Work to be completed: Can you recast the data below as a Markdown table with the columns Row and Line, giving each nonblank line its own numbered row and leaving out blank lines and the picture lines?

[start of Dataset entries]

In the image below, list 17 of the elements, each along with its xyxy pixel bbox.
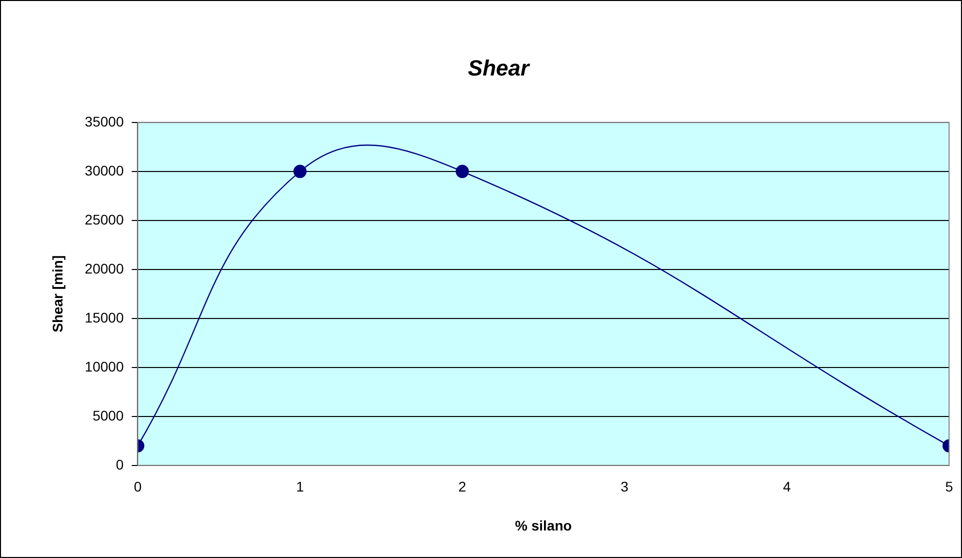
x-tick-label: 5 (945, 478, 954, 495)
y-tick-label: 30000 (84, 162, 124, 178)
x-axis-title: % silano (515, 517, 572, 534)
x-tick-label: 3 (620, 478, 629, 495)
chart-title: Shear (468, 55, 531, 80)
x-tick-label: 4 (782, 478, 791, 495)
y-axis-title: Shear [min] (49, 255, 66, 332)
x-tick-label: 2 (458, 478, 466, 495)
y-tick-label: 5000 (92, 407, 124, 424)
y-tick-label: 15000 (84, 309, 124, 326)
x-tick-label: 0 (134, 478, 142, 495)
y-tick-label: 20000 (84, 260, 124, 276)
x-tick-label: 1 (296, 478, 304, 495)
y-tick-label: 35000 (84, 113, 124, 130)
y-tick-label: 10000 (84, 358, 124, 374)
y-tick-label: 25000 (84, 211, 124, 228)
y-tick-label: 0 (116, 456, 124, 472)
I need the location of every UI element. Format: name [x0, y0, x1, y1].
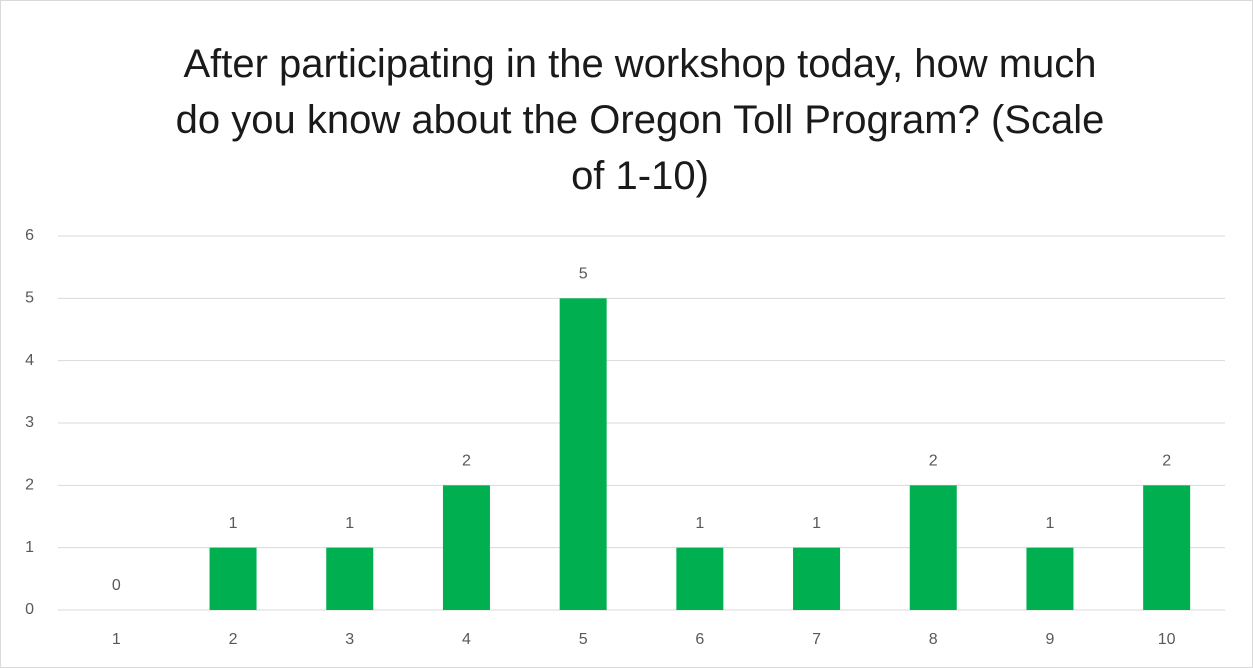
- data-label: 2: [1162, 453, 1171, 470]
- data-label: 1: [812, 515, 821, 532]
- data-label: 0: [112, 577, 121, 594]
- x-tick-label: 5: [579, 631, 588, 648]
- x-tick-label: 7: [812, 631, 821, 648]
- data-label: 1: [1045, 515, 1054, 532]
- bar: [1143, 485, 1191, 610]
- y-tick-label: 0: [25, 601, 34, 618]
- bar: [1026, 547, 1074, 610]
- y-tick-label: 2: [25, 477, 34, 494]
- y-tick-label: 6: [25, 227, 34, 244]
- data-label: 1: [345, 515, 354, 532]
- data-label: 2: [929, 453, 938, 470]
- x-tick-label: 4: [462, 631, 471, 648]
- x-tick-label: 2: [229, 631, 238, 648]
- x-tick-label: 3: [345, 631, 354, 648]
- data-label: 5: [579, 266, 588, 283]
- bar: [676, 547, 724, 610]
- data-label: 1: [695, 515, 704, 532]
- data-label: 2: [462, 453, 471, 470]
- bar: [209, 547, 257, 610]
- bar: [442, 485, 490, 610]
- x-tick-label: 10: [1158, 631, 1176, 648]
- bar: [559, 298, 607, 610]
- bar: [326, 547, 374, 610]
- bar: [909, 485, 957, 610]
- y-tick-label: 4: [25, 352, 34, 369]
- y-tick-label: 5: [25, 290, 34, 307]
- data-label: 1: [229, 515, 238, 532]
- y-tick-label: 3: [25, 414, 34, 431]
- bar: [793, 547, 841, 610]
- y-tick-label: 1: [25, 539, 34, 556]
- x-tick-label: 9: [1045, 631, 1054, 648]
- x-tick-label: 1: [112, 631, 121, 648]
- x-tick-label: 8: [929, 631, 938, 648]
- x-tick-label: 6: [695, 631, 704, 648]
- chart-title: After participating in the workshop toda…: [175, 42, 1105, 198]
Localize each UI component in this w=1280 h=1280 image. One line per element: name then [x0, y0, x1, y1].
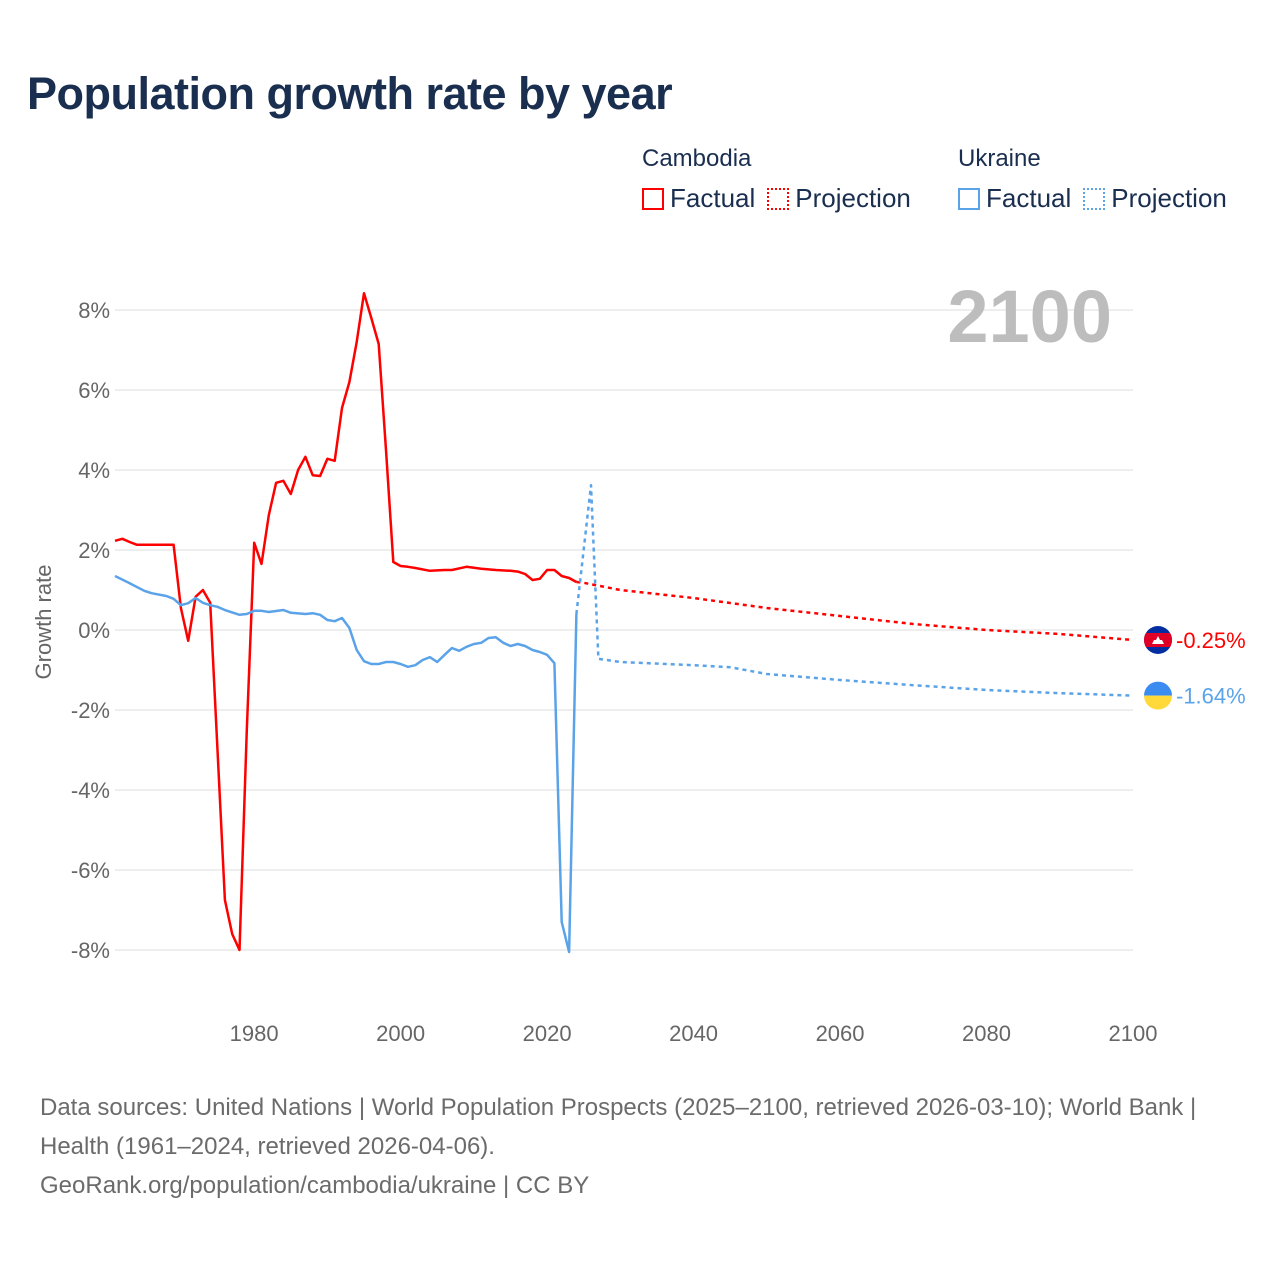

[end of Dataset entries]

Problem solution:
| Row | Line |
|---|---|
| 1 | In the image below, list 17 of the elements, each along with its xyxy pixel bbox. |
| 2 | x-tick-label: 5 (945, 478, 954, 495) |
| 3 | y-tick-label: 30000 (84, 162, 124, 178) |
| 4 | x-axis-title: % silano (515, 517, 572, 534) |
| 5 | x-tick-label: 3 (620, 478, 629, 495) |
| 6 | chart-title: Shear (468, 55, 531, 80) |
| 7 | x-tick-label: 4 (782, 478, 791, 495) |
| 8 | y-axis-title: Shear [min] (49, 255, 66, 332) |
| 9 | x-tick-label: 2 (458, 478, 466, 495) |
| 10 | y-tick-label: 5000 (92, 407, 124, 424) |
| 11 | y-tick-label: 15000 (84, 309, 124, 326) |
| 12 | x-tick-label: 0 (134, 478, 142, 495) |
| 13 | y-tick-label: 20000 (84, 260, 124, 276) |
| 14 | x-tick-label: 1 (296, 478, 304, 495) |
| 15 | y-tick-label: 35000 (84, 113, 124, 130) |
| 16 | y-tick-label: 10000 (84, 358, 124, 374) |
| 17 | y-tick-label: 25000 (84, 211, 124, 228) |
| 18 | y-tick-label: 0 (116, 456, 124, 472) |
| 19 | I need the location of every UI element. Format: name [x0, y0, x1, y1]. |
| 20 | - data-label: 2: [1162, 453, 1171, 470] |
| 21 | - data-label: 1: [812, 515, 821, 532] |
| 22 | - data-label: 0: [112, 577, 121, 594] |
| 23 | - x-tick-label: 5: [579, 631, 588, 648] |
| 24 | - x-tick-label: 7: [812, 631, 821, 648] |
| 25 | - data-label: 1: [1045, 515, 1054, 532] |
| 26 | - bar: [1143, 485, 1191, 610] |
| 27 | - y-tick-label: 0: [25, 601, 34, 618] |
| 28 | - bar: [1026, 547, 1074, 610] |
| 29 | - y-tick-label: 2: [25, 477, 34, 494] |
| 30 | - y-tick-label: 6: [25, 227, 34, 244] |
| 31 | - data-label: 1: [345, 515, 354, 532] |
| 32 | - data-label: 2: [929, 453, 938, 470] |
| 33 | - x-tick-label: 4: [462, 631, 471, 648] |
| 34 | - x-tick-label: 2: [229, 631, 238, 648] |
| 35 | - x-tick-label: 3: [345, 631, 354, 648] |
| 36 | - data-label: 5: [579, 266, 588, 283] |
| 37 | - bar: [676, 547, 724, 610] |
| 38 | - data-label: 1: [695, 515, 704, 532] |
| 39 | - data-label: 2: [462, 453, 471, 470] |
| 40 | - bar: [209, 547, 257, 610] |
| 41 | - bar: [442, 485, 490, 610] |
| 42 | - x-tick-label: 10: [1158, 631, 1176, 648] |
| 43 | - bar: [559, 298, 607, 610] |
| 44 | - bar: [326, 547, 374, 610] |
| 45 | - bar: [909, 485, 957, 610] |
| 46 | - y-tick-label: 4: [25, 352, 34, 369] |
| 47 | - y-tick-label: 5: [25, 290, 34, 307] |
| 48 | - data-label: 1: [229, 515, 238, 532] |
| 49 | - y-tick-label: 3: [25, 414, 34, 431] |
| 50 | - bar: [793, 547, 841, 610] |
| 51 | - y-tick-label: 1: [25, 539, 34, 556] |
| 52 | - x-tick-label: 9: [1045, 631, 1054, 648] |
| 53 | - x-tick-label: 1: [112, 631, 121, 648] |
| 54 | - x-tick-label: 8: [929, 631, 938, 648] |
| 55 | - x-tick-label: 6: [695, 631, 704, 648] |
| 56 | - chart-title: After participating in the workshop toda…: [175, 42, 1105, 198] |
| 57 | Localize each UI component in this w=1280 h=1280 image. One line per element: name then [x0, y0, x1, y1]. |